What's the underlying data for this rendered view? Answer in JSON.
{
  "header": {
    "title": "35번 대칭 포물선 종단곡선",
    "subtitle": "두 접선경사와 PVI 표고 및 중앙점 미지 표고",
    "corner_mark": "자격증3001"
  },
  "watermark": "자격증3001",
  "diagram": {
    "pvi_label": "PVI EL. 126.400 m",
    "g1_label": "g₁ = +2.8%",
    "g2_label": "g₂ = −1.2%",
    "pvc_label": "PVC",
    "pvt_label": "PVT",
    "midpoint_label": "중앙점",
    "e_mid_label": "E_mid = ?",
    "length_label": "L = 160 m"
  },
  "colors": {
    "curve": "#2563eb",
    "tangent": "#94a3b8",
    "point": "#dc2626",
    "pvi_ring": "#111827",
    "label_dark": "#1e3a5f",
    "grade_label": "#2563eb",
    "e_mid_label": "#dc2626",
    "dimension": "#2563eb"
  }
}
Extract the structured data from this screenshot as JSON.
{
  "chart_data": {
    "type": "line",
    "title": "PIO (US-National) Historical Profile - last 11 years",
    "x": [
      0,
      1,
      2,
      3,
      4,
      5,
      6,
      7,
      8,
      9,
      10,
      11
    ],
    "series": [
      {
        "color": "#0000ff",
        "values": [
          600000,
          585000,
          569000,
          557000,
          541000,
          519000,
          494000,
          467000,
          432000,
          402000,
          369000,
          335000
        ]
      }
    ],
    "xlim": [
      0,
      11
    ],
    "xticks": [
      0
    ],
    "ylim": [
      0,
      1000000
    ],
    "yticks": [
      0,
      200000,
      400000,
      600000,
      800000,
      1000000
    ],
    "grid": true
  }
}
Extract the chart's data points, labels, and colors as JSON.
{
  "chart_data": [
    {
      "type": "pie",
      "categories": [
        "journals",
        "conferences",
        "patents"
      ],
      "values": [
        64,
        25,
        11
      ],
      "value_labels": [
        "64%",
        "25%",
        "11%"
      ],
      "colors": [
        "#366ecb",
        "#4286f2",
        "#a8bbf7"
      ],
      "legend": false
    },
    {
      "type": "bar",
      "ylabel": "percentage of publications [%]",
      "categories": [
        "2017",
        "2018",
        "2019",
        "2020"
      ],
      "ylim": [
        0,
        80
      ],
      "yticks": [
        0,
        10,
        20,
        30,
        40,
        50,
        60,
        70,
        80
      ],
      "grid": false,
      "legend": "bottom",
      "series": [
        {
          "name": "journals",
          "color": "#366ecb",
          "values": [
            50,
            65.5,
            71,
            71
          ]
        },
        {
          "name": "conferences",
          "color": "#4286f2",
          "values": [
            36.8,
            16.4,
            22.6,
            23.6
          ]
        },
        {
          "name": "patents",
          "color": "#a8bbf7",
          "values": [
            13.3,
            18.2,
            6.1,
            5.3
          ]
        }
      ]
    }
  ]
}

## WRITTEN PROBLEM
Take every line above carrying "this" and return it.

## RIGHT ANSWER
What's the underlying data for this rendered view? Answer in JSON.
Extract the structured data from this screenshot as JSON.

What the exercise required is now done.